I TUOI COMPITI
A. Stabilisci se ciascuna delle affermazioni seguenti concorda con il brano sul nuovo contratto del personale scolastico, rispondendo sì o no e citando testualmente le parole decisive: (i) il contratto è stato siglato il 22 settembre 2005; (ii) le modalità di valutazione dei titoli sono già state chiarite; (iii) ai collaboratori scolastici spetta un aumento medio di circa cinquanta euro.
B. Trascrivi fedelmente la parte del brano sul nuovo contratto del personale scolastico che comincia con "Aumentano gli oneri" e finisce con "amministrativo della Scuola.".
##### BRANO FORNITO
Aumentano gli oneri di lavoro, proporzionalmente diminuiscono le risorse finalizzate alla valorizzazione delle posizioni stipendiali del personale ausiliario, tecnico ed amministrativo della Scuola.

Il nuovo contratto economico , siglato il 22 settembre 2005, coerente con quanto già concordato con i precedenti accordi tra le parti sociali ed il Governo, ripropone la logica premiale ed ipotizza  profili professionali sempre più complessi per i dipendenti. L’attribuzione delle risorse, infatti, avviene progressivamente, previa la frequenza – e l’esito favorevole – di appositi corsi di formazione. Ai collaboratori scolastici sarà affidata l’assistenza degli alunni diversamente abili e la cura del pronto soccorso . Agli assistenti amministrativi e tecnici sono destinati corsi di formazione per sopperire ai bisogni di maggiore responsabilità e di ulteriori competenze nella gestione del lavoro di supporto alla didattica. Ancora non sono chiare le modalità di valutazione dei titoli, dei percorsi formativi, né tanto meno la natura dell’incremento delle posizioni stipendiali. E’ facile sospettare che gli incrementi retributivi ricadano nella “voce” del salario accessorio, non configurabili, quindi, ai fini della previdenza complementare. Di certo, la valorizzazione retributiva è stata fissata in quaranta euro (mediamente) per i collaboratori scolastici, ed in quasi cinquanta euro per il personale dell’area ”B”. Questi aumenti,  chiaramente a regime,  coprono circa il 2% dell’aumento del costo della vita. Si sa che l’inflazione reale si aggira intorno al sette per cento almeno per quanto concerne i beni di consumo affrenti al polo agro-allimentare.
##########
##### DATI RACCOLTI
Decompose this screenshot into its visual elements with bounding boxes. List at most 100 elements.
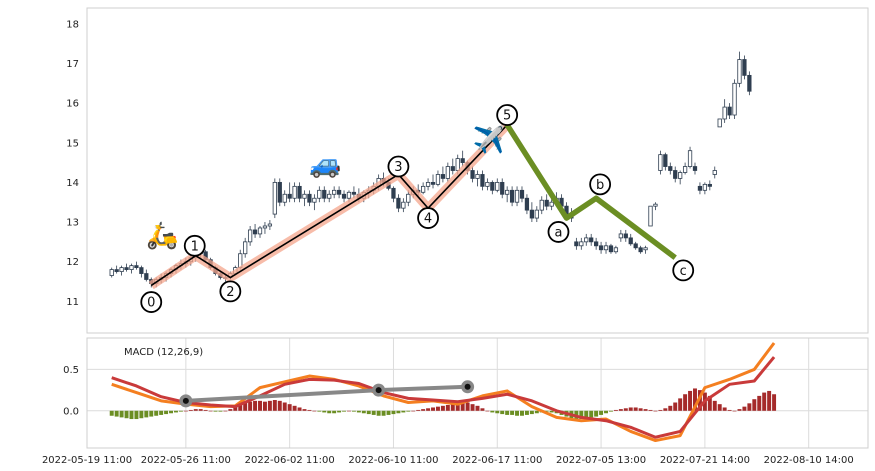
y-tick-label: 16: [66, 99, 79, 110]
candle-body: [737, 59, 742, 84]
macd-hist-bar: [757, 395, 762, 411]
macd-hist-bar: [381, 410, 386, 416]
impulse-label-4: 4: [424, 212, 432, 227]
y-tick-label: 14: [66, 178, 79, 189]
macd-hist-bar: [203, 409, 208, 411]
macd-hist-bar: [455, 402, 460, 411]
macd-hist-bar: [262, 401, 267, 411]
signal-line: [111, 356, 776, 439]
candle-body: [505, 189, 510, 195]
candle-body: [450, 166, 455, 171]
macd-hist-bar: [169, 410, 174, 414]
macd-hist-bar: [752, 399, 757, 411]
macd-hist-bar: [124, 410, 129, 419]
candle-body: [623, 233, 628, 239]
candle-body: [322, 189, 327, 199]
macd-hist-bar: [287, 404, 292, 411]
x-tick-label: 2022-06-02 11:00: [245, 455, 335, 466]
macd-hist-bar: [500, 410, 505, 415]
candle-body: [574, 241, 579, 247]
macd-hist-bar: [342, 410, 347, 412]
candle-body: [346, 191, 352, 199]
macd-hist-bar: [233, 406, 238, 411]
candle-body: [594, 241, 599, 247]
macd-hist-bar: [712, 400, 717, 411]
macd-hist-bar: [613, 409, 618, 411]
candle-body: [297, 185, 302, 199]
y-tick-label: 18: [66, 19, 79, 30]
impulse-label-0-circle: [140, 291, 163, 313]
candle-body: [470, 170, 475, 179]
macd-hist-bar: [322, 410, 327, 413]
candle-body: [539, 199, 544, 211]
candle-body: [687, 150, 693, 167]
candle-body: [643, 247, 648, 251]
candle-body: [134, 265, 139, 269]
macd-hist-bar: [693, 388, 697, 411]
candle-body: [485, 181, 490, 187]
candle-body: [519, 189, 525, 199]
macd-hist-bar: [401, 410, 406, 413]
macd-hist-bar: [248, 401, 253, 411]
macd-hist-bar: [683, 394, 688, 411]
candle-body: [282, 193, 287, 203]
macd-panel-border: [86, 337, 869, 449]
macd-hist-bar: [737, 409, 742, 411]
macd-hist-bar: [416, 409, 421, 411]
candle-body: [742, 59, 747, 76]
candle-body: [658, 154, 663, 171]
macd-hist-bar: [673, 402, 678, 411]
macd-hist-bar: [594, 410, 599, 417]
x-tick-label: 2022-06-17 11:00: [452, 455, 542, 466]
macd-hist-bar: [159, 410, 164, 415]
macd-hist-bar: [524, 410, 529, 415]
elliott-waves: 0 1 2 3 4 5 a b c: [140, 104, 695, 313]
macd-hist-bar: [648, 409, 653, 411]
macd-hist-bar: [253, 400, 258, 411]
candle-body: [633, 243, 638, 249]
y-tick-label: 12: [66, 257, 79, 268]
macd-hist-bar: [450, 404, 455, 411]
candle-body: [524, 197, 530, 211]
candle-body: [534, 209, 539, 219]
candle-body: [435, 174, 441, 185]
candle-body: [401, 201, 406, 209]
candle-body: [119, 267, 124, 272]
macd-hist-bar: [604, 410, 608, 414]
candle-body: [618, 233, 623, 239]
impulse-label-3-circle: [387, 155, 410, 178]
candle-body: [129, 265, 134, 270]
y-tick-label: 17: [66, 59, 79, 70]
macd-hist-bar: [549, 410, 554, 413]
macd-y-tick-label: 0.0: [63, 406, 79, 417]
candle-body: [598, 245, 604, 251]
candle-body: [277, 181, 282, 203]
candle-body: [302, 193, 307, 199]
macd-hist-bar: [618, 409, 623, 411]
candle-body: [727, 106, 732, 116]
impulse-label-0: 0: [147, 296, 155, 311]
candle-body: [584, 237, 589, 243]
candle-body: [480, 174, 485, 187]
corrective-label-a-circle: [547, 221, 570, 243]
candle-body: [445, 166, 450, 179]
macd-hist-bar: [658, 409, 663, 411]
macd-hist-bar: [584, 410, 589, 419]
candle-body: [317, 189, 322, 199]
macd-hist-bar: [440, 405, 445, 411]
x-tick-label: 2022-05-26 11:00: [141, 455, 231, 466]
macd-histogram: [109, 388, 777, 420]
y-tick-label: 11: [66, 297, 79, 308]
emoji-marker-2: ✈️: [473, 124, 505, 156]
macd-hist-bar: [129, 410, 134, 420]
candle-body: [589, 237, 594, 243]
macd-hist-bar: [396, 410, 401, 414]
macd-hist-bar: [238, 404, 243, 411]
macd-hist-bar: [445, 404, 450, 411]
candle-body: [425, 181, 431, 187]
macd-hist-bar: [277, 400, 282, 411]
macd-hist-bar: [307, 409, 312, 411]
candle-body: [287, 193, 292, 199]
##########
##### DATI RACCOLTI
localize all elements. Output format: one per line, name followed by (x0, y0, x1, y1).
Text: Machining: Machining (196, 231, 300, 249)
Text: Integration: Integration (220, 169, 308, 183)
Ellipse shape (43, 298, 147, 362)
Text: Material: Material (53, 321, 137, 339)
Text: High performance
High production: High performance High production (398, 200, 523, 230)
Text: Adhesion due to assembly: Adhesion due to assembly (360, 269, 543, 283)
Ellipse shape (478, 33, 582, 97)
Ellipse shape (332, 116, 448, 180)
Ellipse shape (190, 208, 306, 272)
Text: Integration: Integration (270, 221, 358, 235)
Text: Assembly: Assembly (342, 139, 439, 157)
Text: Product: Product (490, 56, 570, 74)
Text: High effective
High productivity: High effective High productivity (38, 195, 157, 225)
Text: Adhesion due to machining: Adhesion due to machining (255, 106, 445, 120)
##########
ESERCIZI RISOLTI
A.
(i) Sì: «siglato il 22 settembre 2005».
(ii) No: «Ancora non sono chiare le modalità di valutazione dei titoli».
(iii) No: «la valorizzazione retributiva è stata fissata in quaranta euro (mediamente) per i collaboratori scolastici».

B.
Aumentano gli oneri di lavoro, proporzionalmente diminuiscono le risorse finalizzate alla valorizzazione delle posizioni stipendiali del personale ausiliario, tecnico ed amministrativo della Scuola.